### Required work
In the entries below, find every line with "Globigerinoides" and copy it.

### Recorded information
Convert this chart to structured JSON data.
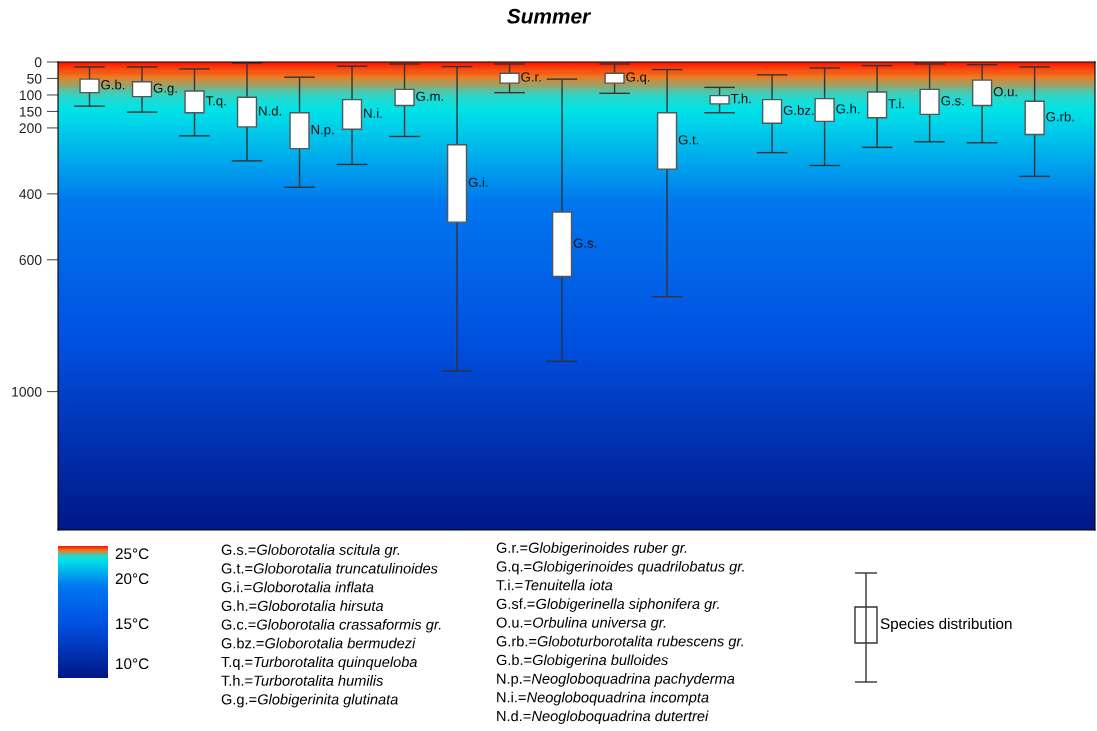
{
  "chart_data": {
    "type": "bar",
    "title": "Summer",
    "categories": [
      "G.b.",
      "G.g.",
      "T.q.",
      "N.d.",
      "N.p.",
      "N.i.",
      "G.m.",
      "G.i.",
      "G.r.",
      "G.s.",
      "G.q.",
      "G.t.",
      "T.h.",
      "G.bz.",
      "G.h.",
      "T.i.",
      "G.s.",
      "O.u.",
      "G.rb."
    ],
    "base": [
      52,
      60,
      88,
      107,
      154,
      114,
      83,
      251,
      34,
      455,
      34,
      154,
      102,
      114,
      111,
      91,
      83,
      55,
      119
    ],
    "values": [
      41,
      45,
      66,
      90,
      109,
      90,
      49,
      235,
      30,
      196,
      30,
      171,
      25,
      72,
      69,
      78,
      76,
      77,
      101
    ],
    "errors": [
      [
        15,
        134
      ],
      [
        15,
        152
      ],
      [
        21,
        224
      ],
      [
        3,
        300
      ],
      [
        46,
        380
      ],
      [
        13,
        311
      ],
      [
        6,
        226
      ],
      [
        14,
        937
      ],
      [
        6,
        93
      ],
      [
        52,
        908
      ],
      [
        6,
        95
      ],
      [
        23,
        712
      ],
      [
        77,
        154
      ],
      [
        39,
        275
      ],
      [
        18,
        314
      ],
      [
        11,
        259
      ],
      [
        6,
        242
      ],
      [
        8,
        245
      ],
      [
        15,
        347
      ]
    ],
    "color": "#ffffff",
    "ylim": [
      1420,
      0
    ],
    "yticks": [
      0,
      50,
      100,
      150,
      200,
      400,
      600,
      1000
    ],
    "tick_labels": "y",
    "grid": false,
    "legend": false,
    "annotations": [
      "25°C",
      "20°C",
      "15°C",
      "10°C",
      "G.s.=Globorotalia scitula gr.",
      "G.t.=Globorotalia truncatulinoides",
      "G.i.=Globorotalia inflata",
      "G.h.=Globorotalia hirsuta",
      "G.c.=Globorotalia crassaformis gr.",
      "G.bz.=Globorotalia bermudezi",
      "T.q.=Turborotalita quinqueloba",
      "T.h.=Turborotalita humilis",
      "G.g.=Globigerinita glutinata",
      "G.r.=Globigerinoides ruber gr.",
      "G.q.=Globigerinoides quadrilobatus gr.",
      "T.i.=Tenuitella iota",
      "G.sf.=Globigerinella siphonifera gr.",
      "O.u.=Orbulina universa gr.",
      "G.rb.=Globoturborotalita rubescens gr.",
      "G.b.=Globigerina bulloides",
      "N.p.=Neogloboquadrina pachyderma",
      "N.i.=Neogloboquadrina incompta",
      "N.d.=Neogloboquadrina dutertrei",
      "Species distribution"
    ]
  }
}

### Task solution
      "G.r.=Globigerinoides ruber gr.",
      "G.q.=Globigerinoides quadrilobatus gr.",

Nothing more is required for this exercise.